What you are asked to do —
In the account of the insulin coverage letter, what is the name of the new generic insulin from Sanofi that a friend suggested the insurer might plan to cover?

Selected extract —
-- Opening Marker --

One friend, whose spouse is a pediatric endo, asked the spouse, “The insurer has to cover something, don’t they?” And the spouse replied with a frown and a shrug. Friends with insulin stockpiles offered to share. A Canadian friend said she’d hook me up. Another recommended acquiring insulin from the recently deceased. A friend who is a primary care provider said she’d been trying to solve the same riddle all day, with patients who’d received the letter. Another friend suggested perhaps the insurance company is planning to cover a new, generic insulin from Sanofi called Admelog. My day ended as it began, a queasy mystery.
The next day, I called the insurance company again. I was optimistic about Sanofi’s Admelog and/or a different call center representative solving the mystery. Will Admelog be covered? No. NovoLog? No. Apidra? No. Fiasp? No. Are you sure Humalog won’t be covered? The final answer was a curlicue: No insulins are listed for your plan because we have had a hard time finding any insulins that we can cover.
Still stumped, I googled the name of the doctor who sent the letter. Often in Rhode Island, we find we are just one—or zero!—degrees of separation from people we initially mistake for strangers. It turns out I do not know this person, but I do now know she chose a fresh, sporty, friendly-looking headshot, and resembles the ladies in my town who wake up at 5AM to go sculling on the cove. One side of her blazer’s collar flaps up in a breeze. Definitely not the Mar-a-Lago geezer I’d envisioned. Her corporate bio reveals she is also a diabetes expert: a member of the Leadership Board of the American Diabetes Association who “supports ADA programs, advocacy, education, and development efforts in Rhode Island and throughout the region.”
Because I was online continuously, gathering insulin acquisition advice and puzzling over how a woman with such great hair and diabetes connections could approve such a shitty letter, I noticed the IM come in as designed (i.e. immediately.) A friend who knows someone who works with the letter-sending doctor contacted me to see if I would be willing to speak with the doctor-adjacent person. My heart leapt. Yes, I would!

-- Closing Marker --

Structured page parsing data:

-- Opening Marker --

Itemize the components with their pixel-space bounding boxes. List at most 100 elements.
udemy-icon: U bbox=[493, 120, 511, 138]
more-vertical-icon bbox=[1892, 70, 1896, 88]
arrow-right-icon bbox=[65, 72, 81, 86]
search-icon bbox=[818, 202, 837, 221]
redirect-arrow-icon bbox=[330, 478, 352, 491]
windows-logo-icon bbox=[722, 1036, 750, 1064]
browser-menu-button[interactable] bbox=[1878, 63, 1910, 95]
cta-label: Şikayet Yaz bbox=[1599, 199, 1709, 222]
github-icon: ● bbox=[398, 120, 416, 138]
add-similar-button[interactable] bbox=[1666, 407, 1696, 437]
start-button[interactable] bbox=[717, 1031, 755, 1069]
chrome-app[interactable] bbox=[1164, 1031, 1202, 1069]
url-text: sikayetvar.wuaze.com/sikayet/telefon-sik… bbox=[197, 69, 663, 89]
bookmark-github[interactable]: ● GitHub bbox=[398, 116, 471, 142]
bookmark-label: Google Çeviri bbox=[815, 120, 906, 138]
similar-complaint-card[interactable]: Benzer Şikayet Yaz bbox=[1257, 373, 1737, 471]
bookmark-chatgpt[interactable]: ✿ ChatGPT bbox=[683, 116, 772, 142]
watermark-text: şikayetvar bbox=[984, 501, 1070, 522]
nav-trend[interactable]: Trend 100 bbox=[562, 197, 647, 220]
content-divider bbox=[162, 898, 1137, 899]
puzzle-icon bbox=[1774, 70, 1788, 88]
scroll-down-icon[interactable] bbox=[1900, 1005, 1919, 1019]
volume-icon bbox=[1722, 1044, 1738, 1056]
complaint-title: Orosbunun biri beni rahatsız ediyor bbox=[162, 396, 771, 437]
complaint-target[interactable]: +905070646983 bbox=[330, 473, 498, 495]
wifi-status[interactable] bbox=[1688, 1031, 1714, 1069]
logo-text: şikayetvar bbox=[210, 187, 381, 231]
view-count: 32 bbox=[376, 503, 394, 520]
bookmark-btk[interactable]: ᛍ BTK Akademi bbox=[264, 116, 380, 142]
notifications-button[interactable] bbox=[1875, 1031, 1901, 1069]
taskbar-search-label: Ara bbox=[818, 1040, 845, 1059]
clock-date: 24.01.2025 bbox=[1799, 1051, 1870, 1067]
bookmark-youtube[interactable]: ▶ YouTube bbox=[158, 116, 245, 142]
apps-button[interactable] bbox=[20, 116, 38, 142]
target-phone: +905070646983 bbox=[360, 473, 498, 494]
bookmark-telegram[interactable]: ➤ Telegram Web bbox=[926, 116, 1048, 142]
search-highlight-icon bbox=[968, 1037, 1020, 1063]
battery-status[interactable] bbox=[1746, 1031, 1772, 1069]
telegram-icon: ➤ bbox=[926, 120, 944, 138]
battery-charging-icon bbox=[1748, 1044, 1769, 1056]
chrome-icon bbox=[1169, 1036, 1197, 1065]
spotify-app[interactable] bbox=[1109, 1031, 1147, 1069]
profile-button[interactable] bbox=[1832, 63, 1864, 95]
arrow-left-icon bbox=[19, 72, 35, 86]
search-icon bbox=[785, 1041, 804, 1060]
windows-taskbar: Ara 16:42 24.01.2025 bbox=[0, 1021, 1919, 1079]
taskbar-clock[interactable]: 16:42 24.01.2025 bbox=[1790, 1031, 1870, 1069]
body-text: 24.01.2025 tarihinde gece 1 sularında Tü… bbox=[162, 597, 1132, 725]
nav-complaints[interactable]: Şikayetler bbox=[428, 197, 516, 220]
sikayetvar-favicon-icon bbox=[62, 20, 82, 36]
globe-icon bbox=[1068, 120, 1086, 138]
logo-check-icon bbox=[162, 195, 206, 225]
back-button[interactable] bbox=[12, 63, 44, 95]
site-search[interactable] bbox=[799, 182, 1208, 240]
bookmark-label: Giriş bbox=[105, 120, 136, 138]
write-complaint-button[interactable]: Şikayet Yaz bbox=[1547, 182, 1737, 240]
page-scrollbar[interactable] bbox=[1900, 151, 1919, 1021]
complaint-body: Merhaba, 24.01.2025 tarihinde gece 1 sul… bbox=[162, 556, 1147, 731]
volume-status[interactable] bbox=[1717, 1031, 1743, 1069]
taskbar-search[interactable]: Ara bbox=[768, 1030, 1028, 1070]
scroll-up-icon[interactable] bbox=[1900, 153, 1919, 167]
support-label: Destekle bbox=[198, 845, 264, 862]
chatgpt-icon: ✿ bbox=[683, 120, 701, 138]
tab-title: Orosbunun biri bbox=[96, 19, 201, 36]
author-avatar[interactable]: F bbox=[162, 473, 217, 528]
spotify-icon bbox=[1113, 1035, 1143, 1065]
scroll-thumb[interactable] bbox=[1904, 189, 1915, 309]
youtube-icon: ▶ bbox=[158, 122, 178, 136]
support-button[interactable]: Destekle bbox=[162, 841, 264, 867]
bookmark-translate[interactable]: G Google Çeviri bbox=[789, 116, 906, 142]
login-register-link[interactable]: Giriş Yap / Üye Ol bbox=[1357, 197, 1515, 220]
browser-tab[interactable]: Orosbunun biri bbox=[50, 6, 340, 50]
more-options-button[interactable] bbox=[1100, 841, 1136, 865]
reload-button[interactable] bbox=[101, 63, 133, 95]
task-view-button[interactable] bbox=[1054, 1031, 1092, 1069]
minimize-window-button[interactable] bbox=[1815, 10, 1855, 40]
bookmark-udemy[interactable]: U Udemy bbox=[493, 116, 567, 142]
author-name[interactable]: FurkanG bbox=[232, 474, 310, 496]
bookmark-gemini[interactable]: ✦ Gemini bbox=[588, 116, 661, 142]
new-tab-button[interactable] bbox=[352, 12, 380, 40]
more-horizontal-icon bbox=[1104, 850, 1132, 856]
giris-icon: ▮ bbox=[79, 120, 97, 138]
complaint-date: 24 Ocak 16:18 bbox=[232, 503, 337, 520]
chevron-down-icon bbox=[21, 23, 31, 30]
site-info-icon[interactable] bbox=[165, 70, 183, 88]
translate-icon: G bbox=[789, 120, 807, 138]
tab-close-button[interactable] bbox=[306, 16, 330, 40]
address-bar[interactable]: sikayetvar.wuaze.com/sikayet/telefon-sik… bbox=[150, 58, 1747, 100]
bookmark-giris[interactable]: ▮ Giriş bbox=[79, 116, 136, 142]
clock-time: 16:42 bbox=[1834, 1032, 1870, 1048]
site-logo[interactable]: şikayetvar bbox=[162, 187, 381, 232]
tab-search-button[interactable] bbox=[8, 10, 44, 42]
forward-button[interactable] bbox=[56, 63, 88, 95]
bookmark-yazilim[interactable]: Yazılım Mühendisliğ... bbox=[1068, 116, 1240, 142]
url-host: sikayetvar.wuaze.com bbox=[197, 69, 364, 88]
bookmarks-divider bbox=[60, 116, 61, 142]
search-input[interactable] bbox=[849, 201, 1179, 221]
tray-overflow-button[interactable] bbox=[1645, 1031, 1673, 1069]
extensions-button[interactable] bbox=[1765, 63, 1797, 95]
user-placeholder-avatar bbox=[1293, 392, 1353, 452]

-- Closing Marker --

Solution for this problem —
Admelog.